Task brief: Quote all of the data below exactly, please.

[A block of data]

= = = = = = =

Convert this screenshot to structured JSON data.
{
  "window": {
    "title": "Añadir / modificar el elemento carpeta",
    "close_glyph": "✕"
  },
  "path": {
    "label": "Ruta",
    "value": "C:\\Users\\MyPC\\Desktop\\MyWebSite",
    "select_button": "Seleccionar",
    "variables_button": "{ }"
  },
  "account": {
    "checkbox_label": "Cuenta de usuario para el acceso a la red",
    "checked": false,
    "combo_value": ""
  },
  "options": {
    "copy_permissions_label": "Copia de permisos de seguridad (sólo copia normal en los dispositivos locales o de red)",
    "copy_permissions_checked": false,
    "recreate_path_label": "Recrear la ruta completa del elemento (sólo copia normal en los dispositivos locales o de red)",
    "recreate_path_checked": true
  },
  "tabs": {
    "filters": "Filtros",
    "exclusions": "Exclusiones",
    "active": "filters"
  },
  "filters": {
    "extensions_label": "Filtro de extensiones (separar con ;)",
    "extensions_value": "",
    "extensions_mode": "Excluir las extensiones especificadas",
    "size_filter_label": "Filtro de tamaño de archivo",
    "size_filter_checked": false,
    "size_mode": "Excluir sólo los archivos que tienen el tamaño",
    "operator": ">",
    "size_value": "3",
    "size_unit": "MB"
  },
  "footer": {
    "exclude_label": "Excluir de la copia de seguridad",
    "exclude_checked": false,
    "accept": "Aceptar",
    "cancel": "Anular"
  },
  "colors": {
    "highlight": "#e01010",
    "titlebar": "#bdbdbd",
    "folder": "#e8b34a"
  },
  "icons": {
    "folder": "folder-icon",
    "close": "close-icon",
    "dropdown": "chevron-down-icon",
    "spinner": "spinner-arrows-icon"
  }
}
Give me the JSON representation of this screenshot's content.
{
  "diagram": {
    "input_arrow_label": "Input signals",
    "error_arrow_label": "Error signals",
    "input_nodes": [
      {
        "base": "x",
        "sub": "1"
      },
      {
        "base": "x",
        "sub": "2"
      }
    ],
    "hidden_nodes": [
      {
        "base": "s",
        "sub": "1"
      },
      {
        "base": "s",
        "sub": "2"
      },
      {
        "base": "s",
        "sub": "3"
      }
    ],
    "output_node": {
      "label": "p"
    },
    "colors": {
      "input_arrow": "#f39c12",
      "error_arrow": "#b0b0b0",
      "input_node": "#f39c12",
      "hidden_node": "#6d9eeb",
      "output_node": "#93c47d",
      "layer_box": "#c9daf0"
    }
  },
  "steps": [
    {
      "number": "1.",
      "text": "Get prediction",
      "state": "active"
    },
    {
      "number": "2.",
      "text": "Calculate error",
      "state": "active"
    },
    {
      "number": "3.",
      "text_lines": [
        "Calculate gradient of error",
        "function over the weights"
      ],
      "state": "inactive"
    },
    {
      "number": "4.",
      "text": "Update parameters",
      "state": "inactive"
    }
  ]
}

= = = = = = =

Written answer:
Convert this screenshot to structured JSON data.
{
  "window": {
    "title": "Añadir / modificar el elemento carpeta",
    "close_glyph": "✕"
  },
  "path": {
    "label": "Ruta",
    "value": "C:\\Users\\MyPC\\Desktop\\MyWebSite",
    "select_button": "Seleccionar",
    "variables_button": "{ }"
  },
  "account": {
    "checkbox_label": "Cuenta de usuario para el acceso a la red",
    "checked": false,
    "combo_value": ""
  },
  "options": {
    "copy_permissions_label": "Copia de permisos de seguridad (sólo copia normal en los dispositivos locales o de red)",
    "copy_permissions_checked": false,
    "recreate_path_label": "Recrear la ruta completa del elemento (sólo copia normal en los dispositivos locales o de red)",
    "recreate_path_checked": true
  },
  "tabs": {
    "filters": "Filtros",
    "exclusions": "Exclusiones",
    "active": "filters"
  },
  "filters": {
    "extensions_label": "Filtro de extensiones (separar con ;)",
    "extensions_value": "",
    "extensions_mode": "Excluir las extensiones especificadas",
    "size_filter_label": "Filtro de tamaño de archivo",
    "size_filter_checked": false,
    "size_mode": "Excluir sólo los archivos que tienen el tamaño",
    "operator": ">",
    "size_value": "3",
    "size_unit": "MB"
  },
  "footer": {
    "exclude_label": "Excluir de la copia de seguridad",
    "exclude_checked": false,
    "accept": "Aceptar",
    "cancel": "Anular"
  },
  "colors": {
    "highlight": "#e01010",
    "titlebar": "#bdbdbd",
    "folder": "#e8b34a"
  },
  "icons": {
    "folder": "folder-icon",
    "close": "close-icon",
    "dropdown": "chevron-down-icon",
    "spinner": "spinner-arrows-icon"
  }
}
Give me the JSON representation of this screenshot's content.
{
  "diagram": {
    "input_arrow_label": "Input signals",
    "error_arrow_label": "Error signals",
    "input_nodes": [
      {
        "base": "x",
        "sub": "1"
      },
      {
        "base": "x",
        "sub": "2"
      }
    ],
    "hidden_nodes": [
      {
        "base": "s",
        "sub": "1"
      },
      {
        "base": "s",
        "sub": "2"
      },
      {
        "base": "s",
        "sub": "3"
      }
    ],
    "output_node": {
      "label": "p"
    },
    "colors": {
      "input_arrow": "#f39c12",
      "error_arrow": "#b0b0b0",
      "input_node": "#f39c12",
      "hidden_node": "#6d9eeb",
      "output_node": "#93c47d",
      "layer_box": "#c9daf0"
    }
  },
  "steps": [
    {
      "number": "1.",
      "text": "Get prediction",
      "state": "active"
    },
    {
      "number": "2.",
      "text": "Calculate error",
      "state": "active"
    },
    {
      "number": "3.",
      "text_lines": [
        "Calculate gradient of error",
        "function over the weights"
      ],
      "state": "inactive"
    },
    {
      "number": "4.",
      "text": "Update parameters",
      "state": "inactive"
    }
  ]
}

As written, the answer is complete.